DATASET EXTRACT:
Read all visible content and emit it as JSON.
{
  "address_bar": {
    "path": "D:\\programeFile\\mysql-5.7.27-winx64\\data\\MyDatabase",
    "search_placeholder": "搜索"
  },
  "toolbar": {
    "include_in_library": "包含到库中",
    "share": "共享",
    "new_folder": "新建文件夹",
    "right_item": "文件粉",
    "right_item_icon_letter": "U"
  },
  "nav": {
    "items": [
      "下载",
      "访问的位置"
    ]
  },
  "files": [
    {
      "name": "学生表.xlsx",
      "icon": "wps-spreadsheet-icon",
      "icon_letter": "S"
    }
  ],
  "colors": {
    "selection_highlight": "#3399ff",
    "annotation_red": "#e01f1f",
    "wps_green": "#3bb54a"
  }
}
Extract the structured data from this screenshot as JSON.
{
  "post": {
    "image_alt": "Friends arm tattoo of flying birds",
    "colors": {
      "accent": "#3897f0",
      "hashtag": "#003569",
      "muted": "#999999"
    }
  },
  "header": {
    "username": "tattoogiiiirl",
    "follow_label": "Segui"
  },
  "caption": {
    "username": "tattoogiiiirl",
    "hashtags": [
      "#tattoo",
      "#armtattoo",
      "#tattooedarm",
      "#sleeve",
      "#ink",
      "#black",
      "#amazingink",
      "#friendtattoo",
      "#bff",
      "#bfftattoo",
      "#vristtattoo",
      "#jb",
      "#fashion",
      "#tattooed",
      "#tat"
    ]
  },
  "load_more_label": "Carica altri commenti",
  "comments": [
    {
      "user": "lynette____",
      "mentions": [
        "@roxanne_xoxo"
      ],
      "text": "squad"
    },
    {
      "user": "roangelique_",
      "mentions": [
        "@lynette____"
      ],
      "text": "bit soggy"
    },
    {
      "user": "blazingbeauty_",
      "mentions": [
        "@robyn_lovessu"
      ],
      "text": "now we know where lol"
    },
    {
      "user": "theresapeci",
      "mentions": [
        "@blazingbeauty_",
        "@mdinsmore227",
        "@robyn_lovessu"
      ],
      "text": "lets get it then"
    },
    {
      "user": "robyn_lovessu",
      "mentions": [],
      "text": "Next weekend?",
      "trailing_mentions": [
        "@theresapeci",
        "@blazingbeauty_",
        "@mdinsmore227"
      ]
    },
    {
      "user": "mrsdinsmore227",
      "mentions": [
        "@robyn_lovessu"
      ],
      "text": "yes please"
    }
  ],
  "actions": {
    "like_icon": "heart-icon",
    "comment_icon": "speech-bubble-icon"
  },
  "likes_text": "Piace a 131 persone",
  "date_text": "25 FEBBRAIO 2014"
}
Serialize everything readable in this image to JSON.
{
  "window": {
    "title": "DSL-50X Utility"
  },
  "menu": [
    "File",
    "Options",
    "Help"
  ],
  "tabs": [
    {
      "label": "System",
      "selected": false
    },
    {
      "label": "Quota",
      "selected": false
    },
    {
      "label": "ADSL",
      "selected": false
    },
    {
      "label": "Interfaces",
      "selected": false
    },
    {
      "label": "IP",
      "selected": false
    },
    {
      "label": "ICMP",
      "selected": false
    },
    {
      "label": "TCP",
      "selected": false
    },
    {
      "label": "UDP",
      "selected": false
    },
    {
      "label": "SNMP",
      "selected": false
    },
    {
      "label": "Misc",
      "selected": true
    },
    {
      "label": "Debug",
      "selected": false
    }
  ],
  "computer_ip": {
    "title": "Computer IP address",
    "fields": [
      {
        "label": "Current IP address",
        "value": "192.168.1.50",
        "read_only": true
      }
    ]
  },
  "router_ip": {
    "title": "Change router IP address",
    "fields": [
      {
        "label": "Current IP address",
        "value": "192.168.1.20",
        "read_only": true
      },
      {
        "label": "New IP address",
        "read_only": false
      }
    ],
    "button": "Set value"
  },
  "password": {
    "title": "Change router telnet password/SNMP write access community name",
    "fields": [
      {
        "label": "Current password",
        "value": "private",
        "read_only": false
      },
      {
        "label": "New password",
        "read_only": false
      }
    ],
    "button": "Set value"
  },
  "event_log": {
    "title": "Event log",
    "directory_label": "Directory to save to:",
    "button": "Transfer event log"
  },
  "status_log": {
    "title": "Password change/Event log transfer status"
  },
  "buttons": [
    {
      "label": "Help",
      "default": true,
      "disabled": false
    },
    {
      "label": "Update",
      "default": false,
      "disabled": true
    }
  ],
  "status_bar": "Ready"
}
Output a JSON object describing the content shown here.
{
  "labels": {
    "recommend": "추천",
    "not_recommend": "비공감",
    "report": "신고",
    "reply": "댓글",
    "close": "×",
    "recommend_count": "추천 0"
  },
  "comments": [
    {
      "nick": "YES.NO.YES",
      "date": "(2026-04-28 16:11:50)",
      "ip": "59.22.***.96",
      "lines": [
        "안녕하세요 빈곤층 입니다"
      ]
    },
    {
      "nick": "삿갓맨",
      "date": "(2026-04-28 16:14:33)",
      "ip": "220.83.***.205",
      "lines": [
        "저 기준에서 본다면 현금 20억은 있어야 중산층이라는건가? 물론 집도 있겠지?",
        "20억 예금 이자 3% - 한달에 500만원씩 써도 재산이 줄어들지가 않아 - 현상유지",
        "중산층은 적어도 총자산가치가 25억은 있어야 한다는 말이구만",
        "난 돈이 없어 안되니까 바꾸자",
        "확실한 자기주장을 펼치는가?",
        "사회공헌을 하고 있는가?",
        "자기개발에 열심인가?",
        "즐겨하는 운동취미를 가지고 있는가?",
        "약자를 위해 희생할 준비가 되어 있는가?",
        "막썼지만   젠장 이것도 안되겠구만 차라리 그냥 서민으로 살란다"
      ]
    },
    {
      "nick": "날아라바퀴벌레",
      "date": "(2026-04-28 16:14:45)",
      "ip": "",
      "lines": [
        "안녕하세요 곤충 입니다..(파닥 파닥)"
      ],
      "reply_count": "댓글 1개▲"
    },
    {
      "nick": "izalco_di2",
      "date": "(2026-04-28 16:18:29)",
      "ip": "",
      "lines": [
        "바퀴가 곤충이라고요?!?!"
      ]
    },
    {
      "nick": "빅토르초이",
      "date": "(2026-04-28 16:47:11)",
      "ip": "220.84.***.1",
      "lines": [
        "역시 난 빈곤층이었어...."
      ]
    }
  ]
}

EXERCISE TASK:
Quote the entire listing above exactly.

RESPONSE:
Read all visible content and emit it as JSON.
{
  "address_bar": {
    "path": "D:\\programeFile\\mysql-5.7.27-winx64\\data\\MyDatabase",
    "search_placeholder": "搜索"
  },
  "toolbar": {
    "include_in_library": "包含到库中",
    "share": "共享",
    "new_folder": "新建文件夹",
    "right_item": "文件粉",
    "right_item_icon_letter": "U"
  },
  "nav": {
    "items": [
      "下载",
      "访问的位置"
    ]
  },
  "files": [
    {
      "name": "学生表.xlsx",
      "icon": "wps-spreadsheet-icon",
      "icon_letter": "S"
    }
  ],
  "colors": {
    "selection_highlight": "#3399ff",
    "annotation_red": "#e01f1f",
    "wps_green": "#3bb54a"
  }
}
Extract the structured data from this screenshot as JSON.
{
  "post": {
    "image_alt": "Friends arm tattoo of flying birds",
    "colors": {
      "accent": "#3897f0",
      "hashtag": "#003569",
      "muted": "#999999"
    }
  },
  "header": {
    "username": "tattoogiiiirl",
    "follow_label": "Segui"
  },
  "caption": {
    "username": "tattoogiiiirl",
    "hashtags": [
      "#tattoo",
      "#armtattoo",
      "#tattooedarm",
      "#sleeve",
      "#ink",
      "#black",
      "#amazingink",
      "#friendtattoo",
      "#bff",
      "#bfftattoo",
      "#vristtattoo",
      "#jb",
      "#fashion",
      "#tattooed",
      "#tat"
    ]
  },
  "load_more_label": "Carica altri commenti",
  "comments": [
    {
      "user": "lynette____",
      "mentions": [
        "@roxanne_xoxo"
      ],
      "text": "squad"
    },
    {
      "user": "roangelique_",
      "mentions": [
        "@lynette____"
      ],
      "text": "bit soggy"
    },
    {
      "user": "blazingbeauty_",
      "mentions": [
        "@robyn_lovessu"
      ],
      "text": "now we know where lol"
    },
    {
      "user": "theresapeci",
      "mentions": [
        "@blazingbeauty_",
        "@mdinsmore227",
        "@robyn_lovessu"
      ],
      "text": "lets get it then"
    },
    {
      "user": "robyn_lovessu",
      "mentions": [],
      "text": "Next weekend?",
      "trailing_mentions": [
        "@theresapeci",
        "@blazingbeauty_",
        "@mdinsmore227"
      ]
    },
    {
      "user": "mrsdinsmore227",
      "mentions": [
        "@robyn_lovessu"
      ],
      "text": "yes please"
    }
  ],
  "actions": {
    "like_icon": "heart-icon",
    "comment_icon": "speech-bubble-icon"
  },
  "likes_text": "Piace a 131 persone",
  "date_text": "25 FEBBRAIO 2014"
}
Serialize everything readable in this image to JSON.
{
  "window": {
    "title": "DSL-50X Utility"
  },
  "menu": [
    "File",
    "Options",
    "Help"
  ],
  "tabs": [
    {
      "label": "System",
      "selected": false
    },
    {
      "label": "Quota",
      "selected": false
    },
    {
      "label": "ADSL",
      "selected": false
    },
    {
      "label": "Interfaces",
      "selected": false
    },
    {
      "label": "IP",
      "selected": false
    },
    {
      "label": "ICMP",
      "selected": false
    },
    {
      "label": "TCP",
      "selected": false
    },
    {
      "label": "UDP",
      "selected": false
    },
    {
      "label": "SNMP",
      "selected": false
    },
    {
      "label": "Misc",
      "selected": true
    },
    {
      "label": "Debug",
      "selected": false
    }
  ],
  "computer_ip": {
    "title": "Computer IP address",
    "fields": [
      {
        "label": "Current IP address",
        "value": "192.168.1.50",
        "read_only": true
      }
    ]
  },
  "router_ip": {
    "title": "Change router IP address",
    "fields": [
      {
        "label": "Current IP address",
        "value": "192.168.1.20",
        "read_only": true
      },
      {
        "label": "New IP address",
        "read_only": false
      }
    ],
    "button": "Set value"
  },
  "password": {
    "title": "Change router telnet password/SNMP write access community name",
    "fields": [
      {
        "label": "Current password",
        "value": "private",
        "read_only": false
      },
      {
        "label": "New password",
        "read_only": false
      }
    ],
    "button": "Set value"
  },
  "event_log": {
    "title": "Event log",
    "directory_label": "Directory to save to:",
    "button": "Transfer event log"
  },
  "status_log": {
    "title": "Password change/Event log transfer status"
  },
  "buttons": [
    {
      "label": "Help",
      "default": true,
      "disabled": false
    },
    {
      "label": "Update",
      "default": false,
      "disabled": true
    }
  ],
  "status_bar": "Ready"
}
Output a JSON object describing the content shown here.
{
  "labels": {
    "recommend": "추천",
    "not_recommend": "비공감",
    "report": "신고",
    "reply": "댓글",
    "close": "×",
    "recommend_count": "추천 0"
  },
  "comments": [
    {
      "nick": "YES.NO.YES",
      "date": "(2026-04-28 16:11:50)",
      "ip": "59.22.***.96",
      "lines": [
        "안녕하세요 빈곤층 입니다"
      ]
    },
    {
      "nick": "삿갓맨",
      "date": "(2026-04-28 16:14:33)",
      "ip": "220.83.***.205",
      "lines": [
        "저 기준에서 본다면 현금 20억은 있어야 중산층이라는건가? 물론 집도 있겠지?",
        "20억 예금 이자 3% - 한달에 500만원씩 써도 재산이 줄어들지가 않아 - 현상유지",
        "중산층은 적어도 총자산가치가 25억은 있어야 한다는 말이구만",
        "난 돈이 없어 안되니까 바꾸자",
        "확실한 자기주장을 펼치는가?",
        "사회공헌을 하고 있는가?",
        "자기개발에 열심인가?",
        "즐겨하는 운동취미를 가지고 있는가?",
        "약자를 위해 희생할 준비가 되어 있는가?",
        "막썼지만   젠장 이것도 안되겠구만 차라리 그냥 서민으로 살란다"
      ]
    },
    {
      "nick": "날아라바퀴벌레",
      "date": "(2026-04-28 16:14:45)",
      "ip": "",
      "lines": [
        "안녕하세요 곤충 입니다..(파닥 파닥)"
      ],
      "reply_count": "댓글 1개▲"
    },
    {
      "nick": "izalco_di2",
      "date": "(2026-04-28 16:18:29)",
      "ip": "",
      "lines": [
        "바퀴가 곤충이라고요?!?!"
      ]
    },
    {
      "nick": "빅토르초이",
      "date": "(2026-04-28 16:47:11)",
      "ip": "220.84.***.1",
      "lines": [
        "역시 난 빈곤층이었어...."
      ]
    }
  ]
}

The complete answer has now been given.